+++ DATASET ROWS +++
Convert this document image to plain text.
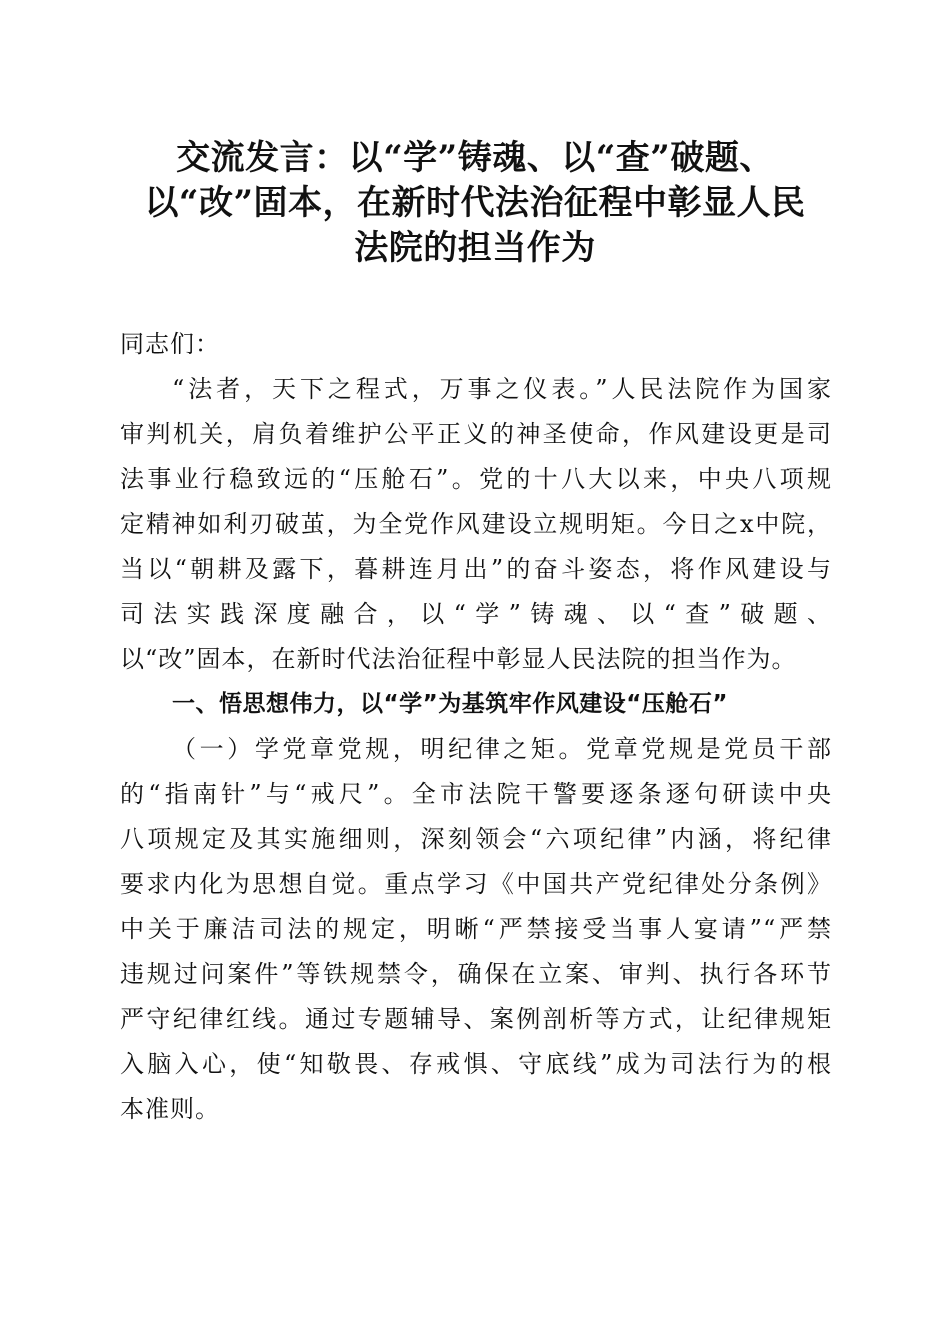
交流发言：以“学”铸魂、以“查”破题、
以“改”固本，在新时代法治征程中彰显人民
法院的担当作为
同志们：
“法者，天下之程式，万事之仪表。”人民法院作为国家
审判机关，肩负着维护公平正义的神圣使命，作风建设更是司
法事业行稳致远的“压舱石”。党的十八大以来，中央八项规
定精神如利刃破茧，为全党作风建设立规明矩。今日之x中院，
当以“朝耕及露下，暮耕连月出”的奋斗姿态，将作风建设与
司法实践深度融合，以“学”铸魂、以“查”破题、
以“改”固本，在新时代法治征程中彰显人民法院的担当作为。
一、悟思想伟力，以“学”为基筑牢作风建设“压舱石”
（一）学党章党规，明纪律之矩。党章党规是党员干部
的“指南针”与“戒尺”。全市法院干警要逐条逐句研读中央
八项规定及其实施细则，深刻领会“六项纪律”内涵，将纪律
要求内化为思想自觉。重点学习《中国共产党纪律处分条例》
中关于廉洁司法的规定，明晰“严禁接受当事人宴请”“严禁
违规过问案件”等铁规禁令，确保在立案、审判、执行各环节
严守纪律红线。通过专题辅导、案例剖析等方式，让纪律规矩
入脑入心，使“知敬畏、存戒惧、守底线”成为司法行为的根
本准则。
+++
### DESCRIPTION OF THE TASK
Return the material word for word. Pictures are not part of the copy.

### FINAL ANSWER
Convert this document image to plain text.
交流发言：以“学”铸魂、以“查”破题、
以“改”固本，在新时代法治征程中彰显人民
法院的担当作为
同志们：
“法者，天下之程式，万事之仪表。”人民法院作为国家
审判机关，肩负着维护公平正义的神圣使命，作风建设更是司
法事业行稳致远的“压舱石”。党的十八大以来，中央八项规
定精神如利刃破茧，为全党作风建设立规明矩。今日之x中院，
当以“朝耕及露下，暮耕连月出”的奋斗姿态，将作风建设与
司法实践深度融合，以“学”铸魂、以“查”破题、
以“改”固本，在新时代法治征程中彰显人民法院的担当作为。
一、悟思想伟力，以“学”为基筑牢作风建设“压舱石”
（一）学党章党规，明纪律之矩。党章党规是党员干部
的“指南针”与“戒尺”。全市法院干警要逐条逐句研读中央
八项规定及其实施细则，深刻领会“六项纪律”内涵，将纪律
要求内化为思想自觉。重点学习《中国共产党纪律处分条例》
中关于廉洁司法的规定，明晰“严禁接受当事人宴请”“严禁
违规过问案件”等铁规禁令，确保在立案、审判、执行各环节
严守纪律红线。通过专题辅导、案例剖析等方式，让纪律规矩
入脑入心，使“知敬畏、存戒惧、守底线”成为司法行为的根
本准则。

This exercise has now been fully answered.